# [THE REQUEST]
Report how many lines of the listing below include the word "alignement". Give nothing but the number.

Collected data
'''

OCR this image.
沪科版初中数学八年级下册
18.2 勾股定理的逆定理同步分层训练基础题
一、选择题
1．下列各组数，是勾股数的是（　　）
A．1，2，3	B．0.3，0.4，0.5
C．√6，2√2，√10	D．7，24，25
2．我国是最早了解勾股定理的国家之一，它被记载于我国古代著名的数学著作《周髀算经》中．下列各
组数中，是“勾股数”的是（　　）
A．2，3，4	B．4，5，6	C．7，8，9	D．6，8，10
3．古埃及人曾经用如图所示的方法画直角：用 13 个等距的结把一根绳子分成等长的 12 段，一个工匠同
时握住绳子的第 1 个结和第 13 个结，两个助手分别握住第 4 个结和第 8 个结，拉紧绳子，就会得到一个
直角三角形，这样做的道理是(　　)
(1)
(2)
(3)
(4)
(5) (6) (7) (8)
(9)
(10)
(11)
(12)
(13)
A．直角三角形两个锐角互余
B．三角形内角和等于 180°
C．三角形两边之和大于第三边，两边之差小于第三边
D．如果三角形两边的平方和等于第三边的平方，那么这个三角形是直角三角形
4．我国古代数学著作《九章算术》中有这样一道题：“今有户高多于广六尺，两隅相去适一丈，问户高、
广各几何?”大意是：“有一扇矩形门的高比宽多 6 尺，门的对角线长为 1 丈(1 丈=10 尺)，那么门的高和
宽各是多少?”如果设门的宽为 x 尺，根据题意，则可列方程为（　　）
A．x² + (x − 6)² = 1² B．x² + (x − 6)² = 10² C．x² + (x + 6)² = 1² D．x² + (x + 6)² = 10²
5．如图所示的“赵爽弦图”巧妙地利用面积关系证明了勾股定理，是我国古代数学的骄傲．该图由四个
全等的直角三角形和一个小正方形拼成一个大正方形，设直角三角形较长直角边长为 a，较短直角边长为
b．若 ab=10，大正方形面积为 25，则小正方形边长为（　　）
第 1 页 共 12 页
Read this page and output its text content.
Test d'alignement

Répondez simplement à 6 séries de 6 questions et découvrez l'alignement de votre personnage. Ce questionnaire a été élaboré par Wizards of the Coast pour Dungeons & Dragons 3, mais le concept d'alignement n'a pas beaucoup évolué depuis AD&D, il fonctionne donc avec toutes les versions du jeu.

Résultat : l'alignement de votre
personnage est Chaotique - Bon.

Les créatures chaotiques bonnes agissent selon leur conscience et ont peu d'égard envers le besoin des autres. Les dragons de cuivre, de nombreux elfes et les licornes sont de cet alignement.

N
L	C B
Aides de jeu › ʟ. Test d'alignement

'''

# [COMPLETE OUTPUT]
5